> **Data in this exercise**

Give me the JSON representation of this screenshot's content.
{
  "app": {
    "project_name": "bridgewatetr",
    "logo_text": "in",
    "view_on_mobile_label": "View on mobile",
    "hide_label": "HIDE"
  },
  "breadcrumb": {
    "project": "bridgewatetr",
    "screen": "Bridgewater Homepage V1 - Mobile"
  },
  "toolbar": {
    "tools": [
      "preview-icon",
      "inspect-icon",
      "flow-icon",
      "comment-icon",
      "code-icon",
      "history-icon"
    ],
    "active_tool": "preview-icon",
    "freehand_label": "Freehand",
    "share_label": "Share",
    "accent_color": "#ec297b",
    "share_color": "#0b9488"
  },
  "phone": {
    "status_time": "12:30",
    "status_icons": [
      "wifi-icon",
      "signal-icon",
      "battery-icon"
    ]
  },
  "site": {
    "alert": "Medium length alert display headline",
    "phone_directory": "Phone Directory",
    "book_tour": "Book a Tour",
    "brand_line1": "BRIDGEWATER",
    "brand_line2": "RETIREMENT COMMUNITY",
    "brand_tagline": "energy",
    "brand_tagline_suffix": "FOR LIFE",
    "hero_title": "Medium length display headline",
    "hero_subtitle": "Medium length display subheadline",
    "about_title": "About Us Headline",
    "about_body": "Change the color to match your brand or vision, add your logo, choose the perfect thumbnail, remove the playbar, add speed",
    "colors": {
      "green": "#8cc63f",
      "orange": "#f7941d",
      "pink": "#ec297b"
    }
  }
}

> **Exercise instructions**
Take the records above and return them exactly as written.

> **Response**
Give me the JSON representation of this screenshot's content.
{
  "app": {
    "project_name": "bridgewatetr",
    "logo_text": "in",
    "view_on_mobile_label": "View on mobile",
    "hide_label": "HIDE"
  },
  "breadcrumb": {
    "project": "bridgewatetr",
    "screen": "Bridgewater Homepage V1 - Mobile"
  },
  "toolbar": {
    "tools": [
      "preview-icon",
      "inspect-icon",
      "flow-icon",
      "comment-icon",
      "code-icon",
      "history-icon"
    ],
    "active_tool": "preview-icon",
    "freehand_label": "Freehand",
    "share_label": "Share",
    "accent_color": "#ec297b",
    "share_color": "#0b9488"
  },
  "phone": {
    "status_time": "12:30",
    "status_icons": [
      "wifi-icon",
      "signal-icon",
      "battery-icon"
    ]
  },
  "site": {
    "alert": "Medium length alert display headline",
    "phone_directory": "Phone Directory",
    "book_tour": "Book a Tour",
    "brand_line1": "BRIDGEWATER",
    "brand_line2": "RETIREMENT COMMUNITY",
    "brand_tagline": "energy",
    "brand_tagline_suffix": "FOR LIFE",
    "hero_title": "Medium length display headline",
    "hero_subtitle": "Medium length display subheadline",
    "about_title": "About Us Headline",
    "about_body": "Change the color to match your brand or vision, add your logo, choose the perfect thumbnail, remove the playbar, add speed",
    "colors": {
      "green": "#8cc63f",
      "orange": "#f7941d",
      "pink": "#ec297b"
    }
  }
}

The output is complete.